-- start of EXERCISE DATA --

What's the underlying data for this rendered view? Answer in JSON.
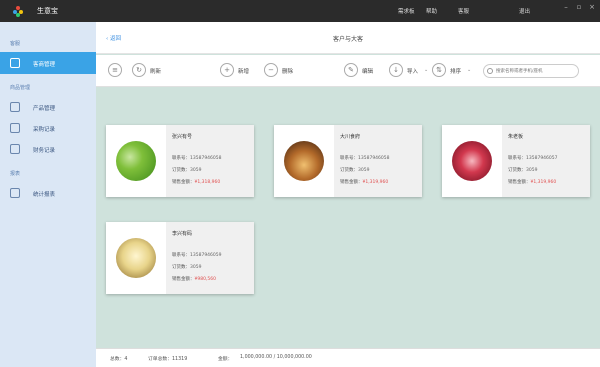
{
  "app": {
    "title": "生意宝"
  },
  "top_menu": [
    "需求板",
    "帮助",
    "客服",
    "退出"
  ],
  "sidebar": {
    "sections": [
      {
        "title": "客服",
        "items": [
          {
            "label": "客商管理",
            "active": true
          }
        ]
      },
      {
        "title": "商品管理",
        "items": [
          {
            "label": "产品管理"
          },
          {
            "label": "采购记录"
          },
          {
            "label": "财务记录"
          }
        ]
      },
      {
        "title": "报表",
        "items": [
          {
            "label": "统计报表"
          }
        ]
      }
    ]
  },
  "header": {
    "back": "返回",
    "title": "客户与大客"
  },
  "toolbar": {
    "refresh": "刷新",
    "add": "新增",
    "delete": "删除",
    "edit": "编辑",
    "import": "导入",
    "sort": "排序",
    "search_placeholder": "搜索名称或者手机/座机"
  },
  "card_labels": {
    "phone": "联系号：",
    "orders": "订货数：",
    "amount": "销售金额："
  },
  "cards": [
    {
      "name": "张兴有号",
      "phone": "13587946058",
      "orders": "3059",
      "amount": "¥1,318,960",
      "avatar_color": "#5aa62a"
    },
    {
      "name": "大川食府",
      "phone": "13587946058",
      "orders": "3059",
      "amount": "¥1,319,960",
      "avatar_color": "#a0662a"
    },
    {
      "name": "朱老板",
      "phone": "13587946057",
      "orders": "3059",
      "amount": "¥1,319,960",
      "avatar_color": "#c8324a"
    },
    {
      "name": "李兴有码",
      "phone": "13587946059",
      "orders": "3059",
      "amount": "¥980,560",
      "avatar_color": "#d6c27a"
    }
  ],
  "status": {
    "total": "总数：4",
    "order_total": "订单总数：11319",
    "amount": "金额：",
    "amount_value": "1,000,000.00 / 10,000,000.00"
  },
  "colors": {
    "accent": "#3aa3e6",
    "titlebar": "#2b2b2b",
    "canvas": "#cfe2dc",
    "red_value": "#e05050"
  }
}
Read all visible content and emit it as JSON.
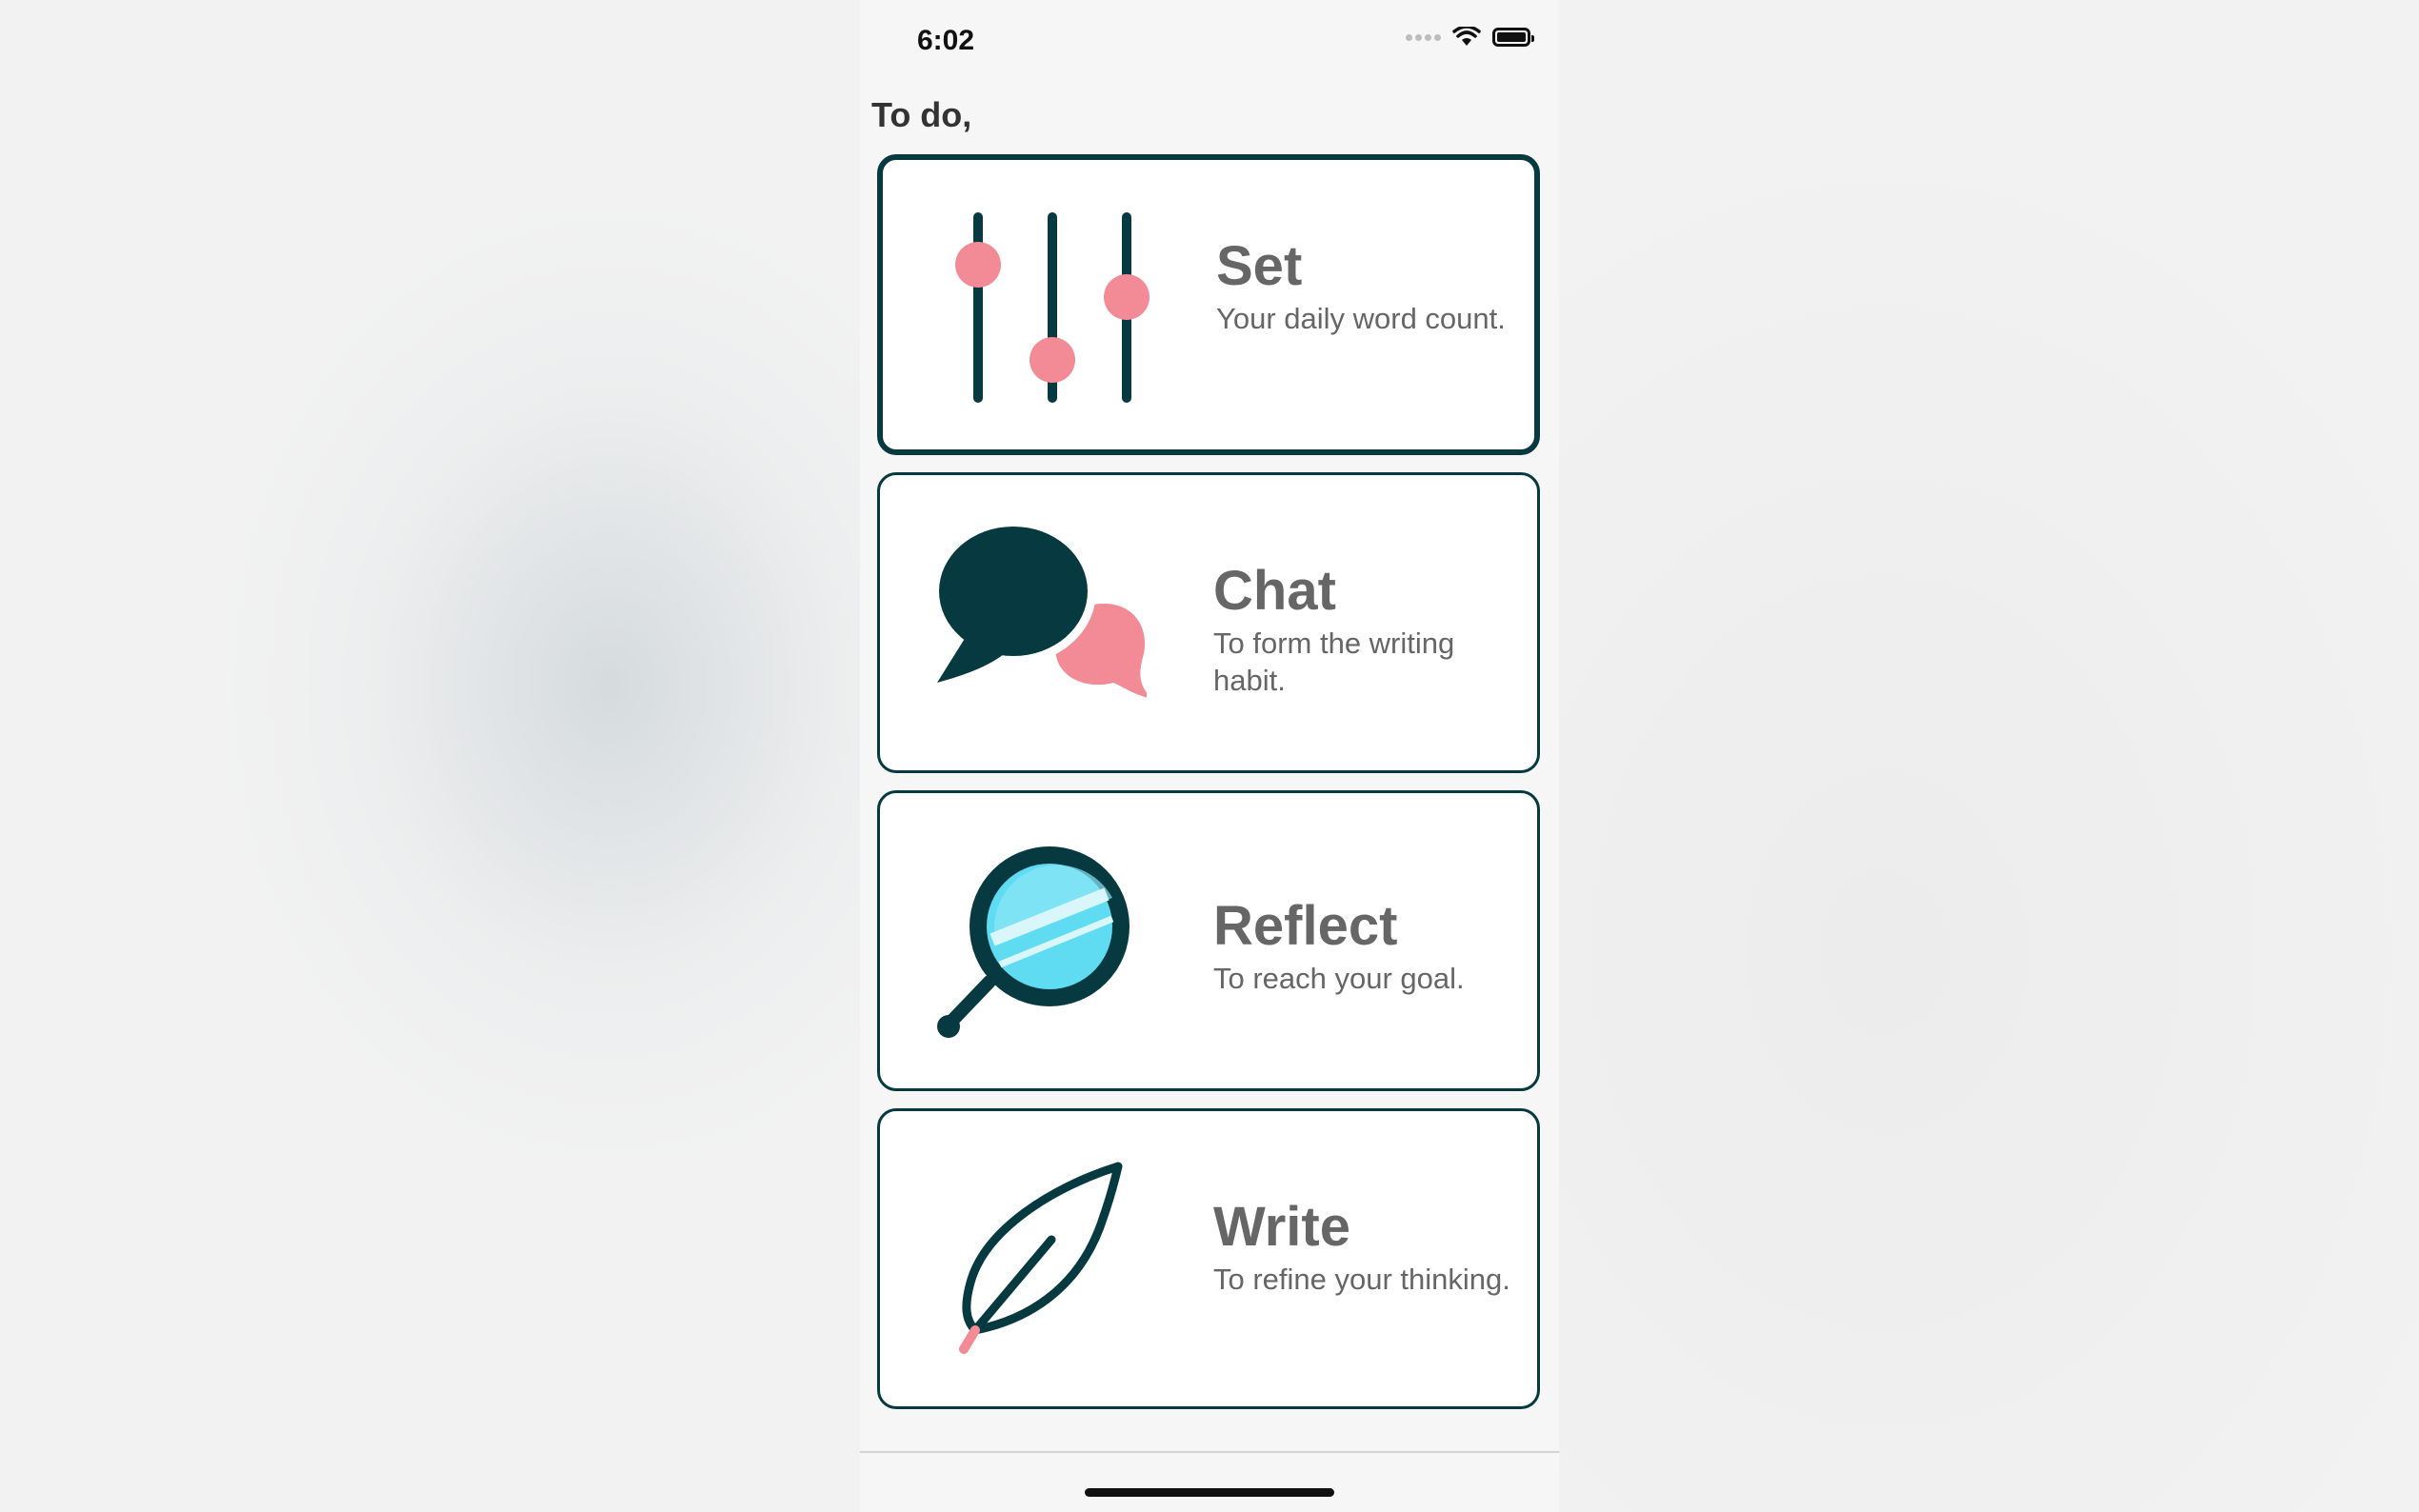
{
  "status_bar": {
    "time": "6:02"
  },
  "heading": "To do,",
  "cards": [
    {
      "title": "Set",
      "subtitle": "Your daily word count.",
      "icon": "sliders-icon",
      "active": true
    },
    {
      "title": "Chat",
      "subtitle": "To form the writing habit.",
      "icon": "chat-bubbles-icon",
      "active": false
    },
    {
      "title": "Reflect",
      "subtitle": "To reach your goal.",
      "icon": "mirror-icon",
      "active": false
    },
    {
      "title": "Write",
      "subtitle": "To refine your thinking.",
      "icon": "quill-icon",
      "active": false
    }
  ],
  "colors": {
    "accent_dark": "#063a40",
    "accent_pink": "#f28b96",
    "mirror_blue": "#5fdcf2"
  }
}
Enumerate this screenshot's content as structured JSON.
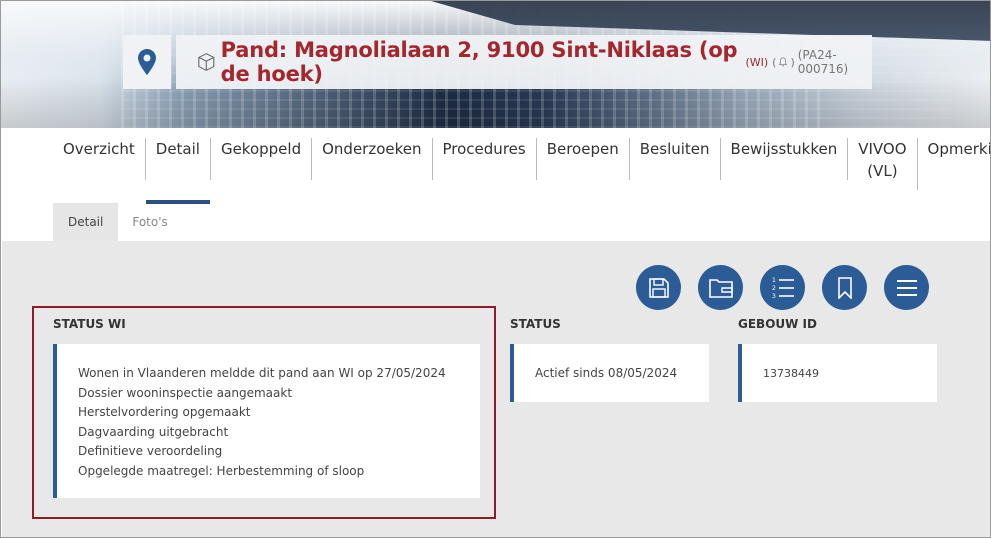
{
  "header": {
    "title": "Pand: Magnolialaan 2, 9100 Sint-Niklaas (op de hoek)",
    "sub_tag": "(WI)",
    "paren_open": "(",
    "paren_close": ")",
    "dossier_id": "(PA24-000716)"
  },
  "nav": {
    "tabs": [
      {
        "label": "Overzicht"
      },
      {
        "label": "Detail"
      },
      {
        "label": "Gekoppeld"
      },
      {
        "label": "Onderzoeken"
      },
      {
        "label": "Procedures"
      },
      {
        "label": "Beroepen"
      },
      {
        "label": "Besluiten"
      },
      {
        "label": "Bewijsstukken"
      },
      {
        "label_line1": "VIVOO",
        "label_line2": "(VL)"
      },
      {
        "label": "Opmerkingen"
      }
    ],
    "active": "Detail"
  },
  "subtabs": [
    {
      "label": "Detail"
    },
    {
      "label": "Foto's"
    }
  ],
  "status_wi": {
    "heading": "STATUS WI",
    "lines": [
      "Wonen in Vlaanderen meldde dit pand aan WI op 27/05/2024",
      "Dossier wooninspectie aangemaakt",
      "Herstelvordering opgemaakt",
      "Dagvaarding uitgebracht",
      "Definitieve veroordeling",
      "Opgelegde maatregel: Herbestemming of sloop"
    ]
  },
  "status": {
    "heading": "STATUS",
    "value": "Actief sinds 08/05/2024"
  },
  "gebouw": {
    "heading": "GEBOUW ID",
    "value": "13738449"
  },
  "actions": [
    "save-icon",
    "folder-icon",
    "numbered-list-icon",
    "bookmark-icon",
    "menu-icon"
  ],
  "colors": {
    "title_red": "#a3272d",
    "accent_blue": "#2c5c96",
    "highlight_border": "#8e1b2a"
  }
}
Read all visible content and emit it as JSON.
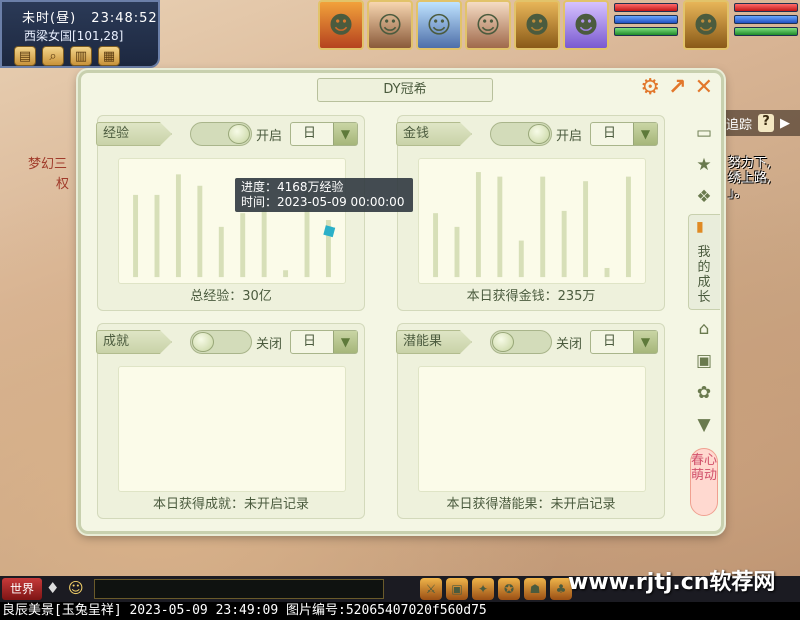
{
  "location": {
    "time_period": "未时(昼)",
    "clock": "23:48:52",
    "place": "西梁女国[101,28]"
  },
  "top_right": {
    "track_label": "追踪",
    "help": "?",
    "quest_lines": [
      "努力下,",
      "绣上路,",
      "」。"
    ]
  },
  "left_text": {
    "line1": "梦幻三",
    "line2": "权"
  },
  "dialog": {
    "title": "DY冠希",
    "panels": {
      "exp": {
        "tag": "经验",
        "toggle_state": "开启",
        "period": "日",
        "footer": "总经验：30亿",
        "chart_data": {
          "type": "bar",
          "values": [
            0.72,
            0.72,
            0.9,
            0.8,
            0.44,
            0.56,
            0.86,
            0.06,
            0.84,
            0.5
          ]
        }
      },
      "money": {
        "tag": "金钱",
        "toggle_state": "开启",
        "period": "日",
        "footer": "本日获得金钱：235万",
        "chart_data": {
          "type": "bar",
          "values": [
            0.56,
            0.44,
            0.92,
            0.88,
            0.32,
            0.88,
            0.58,
            0.84,
            0.08,
            0.88
          ]
        }
      },
      "achievement": {
        "tag": "成就",
        "toggle_state": "关闭",
        "period": "日",
        "footer": "本日获得成就：未开启记录"
      },
      "potential": {
        "tag": "潜能果",
        "toggle_state": "关闭",
        "period": "日",
        "footer": "本日获得潜能果：未开启记录"
      }
    },
    "tooltip": {
      "line1": "进度：4168万经验",
      "line2": "时间：2023-05-09 00:00:00"
    },
    "tabs": {
      "active_label": "我的成长",
      "spring_label": "春心萌动"
    }
  },
  "bottom": {
    "channel": "世界",
    "watermark": "www.rjtj.cn软荐网",
    "status_line": "良辰美景[玉兔呈祥] 2023-05-09 23:49:09 图片编号:52065407020f560d75"
  },
  "colors": {
    "accent_orange": "#e2772b",
    "panel_bg": "#eef1dc",
    "bar_fill": "#d7dfb8"
  }
}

-- end of EXERCISE DATA --

TASK DESCRIPTION: Write out the full listing verbatim, excluding its pictures.

ANSWER:
What's the underlying data for this rendered view? Answer in JSON.
{
  "app": {
    "title": "生意宝"
  },
  "top_menu": [
    "需求板",
    "帮助",
    "客服",
    "退出"
  ],
  "sidebar": {
    "sections": [
      {
        "title": "客服",
        "items": [
          {
            "label": "客商管理",
            "active": true
          }
        ]
      },
      {
        "title": "商品管理",
        "items": [
          {
            "label": "产品管理"
          },
          {
            "label": "采购记录"
          },
          {
            "label": "财务记录"
          }
        ]
      },
      {
        "title": "报表",
        "items": [
          {
            "label": "统计报表"
          }
        ]
      }
    ]
  },
  "header": {
    "back": "返回",
    "title": "客户与大客"
  },
  "toolbar": {
    "refresh": "刷新",
    "add": "新增",
    "delete": "删除",
    "edit": "编辑",
    "import": "导入",
    "sort": "排序",
    "search_placeholder": "搜索名称或者手机/座机"
  },
  "card_labels": {
    "phone": "联系号：",
    "orders": "订货数：",
    "amount": "销售金额："
  },
  "cards": [
    {
      "name": "张兴有号",
      "phone": "13587946058",
      "orders": "3059",
      "amount": "¥1,318,960",
      "avatar_color": "#5aa62a"
    },
    {
      "name": "大川食府",
      "phone": "13587946058",
      "orders": "3059",
      "amount": "¥1,319,960",
      "avatar_color": "#a0662a"
    },
    {
      "name": "朱老板",
      "phone": "13587946057",
      "orders": "3059",
      "amount": "¥1,319,960",
      "avatar_color": "#c8324a"
    },
    {
      "name": "李兴有码",
      "phone": "13587946059",
      "orders": "3059",
      "amount": "¥980,560",
      "avatar_color": "#d6c27a"
    }
  ],
  "status": {
    "total": "总数：4",
    "order_total": "订单总数：11319",
    "amount": "金额：",
    "amount_value": "1,000,000.00 / 10,000,000.00"
  },
  "colors": {
    "accent": "#3aa3e6",
    "titlebar": "#2b2b2b",
    "canvas": "#cfe2dc",
    "red_value": "#e05050"
  }
}
Read all visible content and emit it as JSON.
{
  "status_bar": {
    "time": "6:02"
  },
  "heading": "To do,",
  "cards": [
    {
      "title": "Set",
      "subtitle": "Your daily word count.",
      "icon": "sliders-icon",
      "active": true
    },
    {
      "title": "Chat",
      "subtitle": "To form the writing habit.",
      "icon": "chat-bubbles-icon",
      "active": false
    },
    {
      "title": "Reflect",
      "subtitle": "To reach your goal.",
      "icon": "mirror-icon",
      "active": false
    },
    {
      "title": "Write",
      "subtitle": "To refine your thinking.",
      "icon": "quill-icon",
      "active": false
    }
  ],
  "colors": {
    "accent_dark": "#063a40",
    "accent_pink": "#f28b96",
    "mirror_blue": "#5fdcf2"
  }
}
Enumerate this screenshot's content as structured JSON.
{
  "header": {
    "title": "Pand: Magnolialaan 2, 9100 Sint-Niklaas (op de hoek)",
    "sub_tag": "(WI)",
    "paren_open": "(",
    "paren_close": ")",
    "dossier_id": "(PA24-000716)"
  },
  "nav": {
    "tabs": [
      {
        "label": "Overzicht"
      },
      {
        "label": "Detail"
      },
      {
        "label": "Gekoppeld"
      },
      {
        "label": "Onderzoeken"
      },
      {
        "label": "Procedures"
      },
      {
        "label": "Beroepen"
      },
      {
        "label": "Besluiten"
      },
      {
        "label": "Bewijsstukken"
      },
      {
        "label_line1": "VIVOO",
        "label_line2": "(VL)"
      },
      {
        "label": "Opmerkingen"
      }
    ],
    "active": "Detail"
  },
  "subtabs": [
    {
      "label": "Detail"
    },
    {
      "label": "Foto's"
    }
  ],
  "status_wi": {
    "heading": "STATUS WI",
    "lines": [
      "Wonen in Vlaanderen meldde dit pand aan WI op 27/05/2024",
      "Dossier wooninspectie aangemaakt",
      "Herstelvordering opgemaakt",
      "Dagvaarding uitgebracht",
      "Definitieve veroordeling",
      "Opgelegde maatregel: Herbestemming of sloop"
    ]
  },
  "status": {
    "heading": "STATUS",
    "value": "Actief sinds 08/05/2024"
  },
  "gebouw": {
    "heading": "GEBOUW ID",
    "value": "13738449"
  },
  "actions": [
    "save-icon",
    "folder-icon",
    "numbered-list-icon",
    "bookmark-icon",
    "menu-icon"
  ],
  "colors": {
    "title_red": "#a3272d",
    "accent_blue": "#2c5c96",
    "highlight_border": "#8e1b2a"
  }
}
Read all visible content and emit it as JSON.
{
  "location": {
    "time_period": "未时(昼)",
    "clock": "23:48:52",
    "place": "西梁女国[101,28]"
  },
  "top_right": {
    "track_label": "追踪",
    "help": "?",
    "quest_lines": [
      "努力下,",
      "绣上路,",
      "」。"
    ]
  },
  "left_text": {
    "line1": "梦幻三",
    "line2": "权"
  },
  "dialog": {
    "title": "DY冠希",
    "panels": {
      "exp": {
        "tag": "经验",
        "toggle_state": "开启",
        "period": "日",
        "footer": "总经验：30亿",
        "chart_data": {
          "type": "bar",
          "values": [
            0.72,
            0.72,
            0.9,
            0.8,
            0.44,
            0.56,
            0.86,
            0.06,
            0.84,
            0.5
          ]
        }
      },
      "money": {
        "tag": "金钱",
        "toggle_state": "开启",
        "period": "日",
        "footer": "本日获得金钱：235万",
        "chart_data": {
          "type": "bar",
          "values": [
            0.56,
            0.44,
            0.92,
            0.88,
            0.32,
            0.88,
            0.58,
            0.84,
            0.08,
            0.88
          ]
        }
      },
      "achievement": {
        "tag": "成就",
        "toggle_state": "关闭",
        "period": "日",
        "footer": "本日获得成就：未开启记录"
      },
      "potential": {
        "tag": "潜能果",
        "toggle_state": "关闭",
        "period": "日",
        "footer": "本日获得潜能果：未开启记录"
      }
    },
    "tooltip": {
      "line1": "进度：4168万经验",
      "line2": "时间：2023-05-09 00:00:00"
    },
    "tabs": {
      "active_label": "我的成长",
      "spring_label": "春心萌动"
    }
  },
  "bottom": {
    "channel": "世界",
    "watermark": "www.rjtj.cn软荐网",
    "status_line": "良辰美景[玉兔呈祥] 2023-05-09 23:49:09 图片编号:52065407020f560d75"
  },
  "colors": {
    "accent_orange": "#e2772b",
    "panel_bg": "#eef1dc",
    "bar_fill": "#d7dfb8"
  }
}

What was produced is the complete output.